-- Stated exercise --
Reproduce all of the data exactly, with no line skipped.

-- Material for this task --
####################

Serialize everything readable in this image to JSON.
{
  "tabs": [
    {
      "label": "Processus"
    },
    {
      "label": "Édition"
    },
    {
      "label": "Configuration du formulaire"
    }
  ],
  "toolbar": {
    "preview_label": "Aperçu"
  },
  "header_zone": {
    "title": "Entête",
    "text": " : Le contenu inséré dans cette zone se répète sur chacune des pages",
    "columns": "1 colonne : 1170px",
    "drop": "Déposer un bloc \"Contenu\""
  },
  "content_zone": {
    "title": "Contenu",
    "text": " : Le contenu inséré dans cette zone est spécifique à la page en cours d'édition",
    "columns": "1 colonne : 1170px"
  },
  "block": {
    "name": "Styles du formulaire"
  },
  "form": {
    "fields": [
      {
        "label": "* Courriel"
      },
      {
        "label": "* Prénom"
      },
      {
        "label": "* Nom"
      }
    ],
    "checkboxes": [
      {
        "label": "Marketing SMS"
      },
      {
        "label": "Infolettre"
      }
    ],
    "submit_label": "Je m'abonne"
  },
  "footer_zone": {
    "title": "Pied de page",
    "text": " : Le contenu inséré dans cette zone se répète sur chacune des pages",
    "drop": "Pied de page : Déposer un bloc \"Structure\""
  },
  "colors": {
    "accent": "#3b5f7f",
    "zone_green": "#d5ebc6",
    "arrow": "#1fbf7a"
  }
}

####################

-- Written answer --
Serialize everything readable in this image to JSON.
{
  "tabs": [
    {
      "label": "Processus"
    },
    {
      "label": "Édition"
    },
    {
      "label": "Configuration du formulaire"
    }
  ],
  "toolbar": {
    "preview_label": "Aperçu"
  },
  "header_zone": {
    "title": "Entête",
    "text": " : Le contenu inséré dans cette zone se répète sur chacune des pages",
    "columns": "1 colonne : 1170px",
    "drop": "Déposer un bloc \"Contenu\""
  },
  "content_zone": {
    "title": "Contenu",
    "text": " : Le contenu inséré dans cette zone est spécifique à la page en cours d'édition",
    "columns": "1 colonne : 1170px"
  },
  "block": {
    "name": "Styles du formulaire"
  },
  "form": {
    "fields": [
      {
        "label": "* Courriel"
      },
      {
        "label": "* Prénom"
      },
      {
        "label": "* Nom"
      }
    ],
    "checkboxes": [
      {
        "label": "Marketing SMS"
      },
      {
        "label": "Infolettre"
      }
    ],
    "submit_label": "Je m'abonne"
  },
  "footer_zone": {
    "title": "Pied de page",
    "text": " : Le contenu inséré dans cette zone se répète sur chacune des pages",
    "drop": "Pied de page : Déposer un bloc \"Structure\""
  },
  "colors": {
    "accent": "#3b5f7f",
    "zone_green": "#d5ebc6",
    "arrow": "#1fbf7a"
  }
}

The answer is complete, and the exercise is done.